Repeat every entry in the listing below, exactly.
----------
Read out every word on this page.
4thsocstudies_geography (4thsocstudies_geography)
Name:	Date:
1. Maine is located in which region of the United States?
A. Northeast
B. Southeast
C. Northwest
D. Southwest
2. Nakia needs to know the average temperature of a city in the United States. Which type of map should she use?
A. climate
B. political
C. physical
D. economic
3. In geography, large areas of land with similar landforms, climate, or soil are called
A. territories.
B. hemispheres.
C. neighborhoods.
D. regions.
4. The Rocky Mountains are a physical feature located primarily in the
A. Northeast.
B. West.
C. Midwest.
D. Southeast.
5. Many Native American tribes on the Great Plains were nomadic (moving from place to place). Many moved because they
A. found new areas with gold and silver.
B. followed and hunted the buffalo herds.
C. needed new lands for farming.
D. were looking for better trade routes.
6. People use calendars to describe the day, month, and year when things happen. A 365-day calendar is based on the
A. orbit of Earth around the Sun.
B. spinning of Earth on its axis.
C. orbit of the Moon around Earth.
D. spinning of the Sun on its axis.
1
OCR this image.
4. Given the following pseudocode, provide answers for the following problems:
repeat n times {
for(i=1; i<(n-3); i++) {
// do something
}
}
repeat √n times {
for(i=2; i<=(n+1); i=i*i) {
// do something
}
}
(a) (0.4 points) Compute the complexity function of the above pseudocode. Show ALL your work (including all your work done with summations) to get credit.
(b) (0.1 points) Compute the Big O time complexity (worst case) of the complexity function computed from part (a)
----------
▶ _ANSWER TO THE TASK_
Read out every word on this page.
4thsocstudies_geography (4thsocstudies_geography)
Name:	Date:
1. Maine is located in which region of the United States?
A. Northeast
B. Southeast
C. Northwest
D. Southwest
2. Nakia needs to know the average temperature of a city in the United States. Which type of map should she use?
A. climate
B. political
C. physical
D. economic
3. In geography, large areas of land with similar landforms, climate, or soil are called
A. territories.
B. hemispheres.
C. neighborhoods.
D. regions.
4. The Rocky Mountains are a physical feature located primarily in the
A. Northeast.
B. West.
C. Midwest.
D. Southeast.
5. Many Native American tribes on the Great Plains were nomadic (moving from place to place). Many moved because they
A. found new areas with gold and silver.
B. followed and hunted the buffalo herds.
C. needed new lands for farming.
D. were looking for better trade routes.
6. People use calendars to describe the day, month, and year when things happen. A 365-day calendar is based on the
A. orbit of Earth around the Sun.
B. spinning of Earth on its axis.
C. orbit of the Moon around Earth.
D. spinning of the Sun on its axis.
1
OCR this image.
4. Given the following pseudocode, provide answers for the following problems:
repeat n times {
for(i=1; i<(n-3); i++) {
// do something
}
}
repeat √n times {
for(i=2; i<=(n+1); i=i*i) {
// do something
}
}
(a) (0.4 points) Compute the complexity function of the above pseudocode. Show ALL your work (including all your work done with summations) to get credit.
(b) (0.1 points) Compute the Big O time complexity (worst case) of the complexity function computed from part (a)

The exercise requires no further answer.